-- Begin Records to process --
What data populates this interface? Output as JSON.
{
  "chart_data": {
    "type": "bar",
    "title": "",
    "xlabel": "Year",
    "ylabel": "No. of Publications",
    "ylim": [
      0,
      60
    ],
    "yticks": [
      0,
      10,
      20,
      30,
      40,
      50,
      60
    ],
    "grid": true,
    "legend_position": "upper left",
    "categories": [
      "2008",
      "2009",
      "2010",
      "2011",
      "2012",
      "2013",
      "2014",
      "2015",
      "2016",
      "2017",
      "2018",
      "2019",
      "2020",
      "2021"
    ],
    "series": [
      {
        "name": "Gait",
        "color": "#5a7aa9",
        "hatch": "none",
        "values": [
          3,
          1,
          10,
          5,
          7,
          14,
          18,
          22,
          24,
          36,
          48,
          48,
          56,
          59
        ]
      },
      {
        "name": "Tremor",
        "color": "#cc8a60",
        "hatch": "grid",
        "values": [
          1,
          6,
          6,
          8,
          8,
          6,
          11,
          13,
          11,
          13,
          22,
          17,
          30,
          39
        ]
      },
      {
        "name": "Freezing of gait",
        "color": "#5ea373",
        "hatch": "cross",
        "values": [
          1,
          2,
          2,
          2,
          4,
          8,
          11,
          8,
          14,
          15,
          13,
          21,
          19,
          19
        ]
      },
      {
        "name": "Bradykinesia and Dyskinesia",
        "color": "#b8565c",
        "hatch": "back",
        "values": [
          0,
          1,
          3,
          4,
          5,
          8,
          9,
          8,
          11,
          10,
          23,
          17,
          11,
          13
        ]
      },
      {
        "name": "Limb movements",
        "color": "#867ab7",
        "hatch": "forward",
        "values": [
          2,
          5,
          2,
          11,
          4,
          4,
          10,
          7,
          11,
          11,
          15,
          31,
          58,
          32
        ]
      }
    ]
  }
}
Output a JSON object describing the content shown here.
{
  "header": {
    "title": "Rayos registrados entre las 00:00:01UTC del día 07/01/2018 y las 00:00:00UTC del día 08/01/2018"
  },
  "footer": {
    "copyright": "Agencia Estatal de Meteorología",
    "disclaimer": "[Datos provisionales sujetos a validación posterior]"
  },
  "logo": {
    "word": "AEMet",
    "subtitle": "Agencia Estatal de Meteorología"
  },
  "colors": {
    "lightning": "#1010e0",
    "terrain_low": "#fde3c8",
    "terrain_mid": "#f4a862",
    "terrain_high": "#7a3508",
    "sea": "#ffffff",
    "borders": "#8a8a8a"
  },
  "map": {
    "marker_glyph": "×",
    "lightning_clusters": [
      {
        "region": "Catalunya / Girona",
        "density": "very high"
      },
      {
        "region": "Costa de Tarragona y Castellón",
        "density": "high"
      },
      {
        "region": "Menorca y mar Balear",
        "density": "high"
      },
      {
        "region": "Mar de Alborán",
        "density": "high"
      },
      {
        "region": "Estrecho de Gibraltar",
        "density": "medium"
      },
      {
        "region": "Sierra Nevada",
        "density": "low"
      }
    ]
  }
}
-- End Records to process --
**What needs to be done**
Return the material exactly as it stands.

**Result of the task**
What data populates this interface? Output as JSON.
{
  "chart_data": {
    "type": "bar",
    "title": "",
    "xlabel": "Year",
    "ylabel": "No. of Publications",
    "ylim": [
      0,
      60
    ],
    "yticks": [
      0,
      10,
      20,
      30,
      40,
      50,
      60
    ],
    "grid": true,
    "legend_position": "upper left",
    "categories": [
      "2008",
      "2009",
      "2010",
      "2011",
      "2012",
      "2013",
      "2014",
      "2015",
      "2016",
      "2017",
      "2018",
      "2019",
      "2020",
      "2021"
    ],
    "series": [
      {
        "name": "Gait",
        "color": "#5a7aa9",
        "hatch": "none",
        "values": [
          3,
          1,
          10,
          5,
          7,
          14,
          18,
          22,
          24,
          36,
          48,
          48,
          56,
          59
        ]
      },
      {
        "name": "Tremor",
        "color": "#cc8a60",
        "hatch": "grid",
        "values": [
          1,
          6,
          6,
          8,
          8,
          6,
          11,
          13,
          11,
          13,
          22,
          17,
          30,
          39
        ]
      },
      {
        "name": "Freezing of gait",
        "color": "#5ea373",
        "hatch": "cross",
        "values": [
          1,
          2,
          2,
          2,
          4,
          8,
          11,
          8,
          14,
          15,
          13,
          21,
          19,
          19
        ]
      },
      {
        "name": "Bradykinesia and Dyskinesia",
        "color": "#b8565c",
        "hatch": "back",
        "values": [
          0,
          1,
          3,
          4,
          5,
          8,
          9,
          8,
          11,
          10,
          23,
          17,
          11,
          13
        ]
      },
      {
        "name": "Limb movements",
        "color": "#867ab7",
        "hatch": "forward",
        "values": [
          2,
          5,
          2,
          11,
          4,
          4,
          10,
          7,
          11,
          11,
          15,
          31,
          58,
          32
        ]
      }
    ]
  }
}
Output a JSON object describing the content shown here.
{
  "header": {
    "title": "Rayos registrados entre las 00:00:01UTC del día 07/01/2018 y las 00:00:00UTC del día 08/01/2018"
  },
  "footer": {
    "copyright": "Agencia Estatal de Meteorología",
    "disclaimer": "[Datos provisionales sujetos a validación posterior]"
  },
  "logo": {
    "word": "AEMet",
    "subtitle": "Agencia Estatal de Meteorología"
  },
  "colors": {
    "lightning": "#1010e0",
    "terrain_low": "#fde3c8",
    "terrain_mid": "#f4a862",
    "terrain_high": "#7a3508",
    "sea": "#ffffff",
    "borders": "#8a8a8a"
  },
  "map": {
    "marker_glyph": "×",
    "lightning_clusters": [
      {
        "region": "Catalunya / Girona",
        "density": "very high"
      },
      {
        "region": "Costa de Tarragona y Castellón",
        "density": "high"
      },
      {
        "region": "Menorca y mar Balear",
        "density": "high"
      },
      {
        "region": "Mar de Alborán",
        "density": "high"
      },
      {
        "region": "Estrecho de Gibraltar",
        "density": "medium"
      },
      {
        "region": "Sierra Nevada",
        "density": "low"
      }
    ]
  }
}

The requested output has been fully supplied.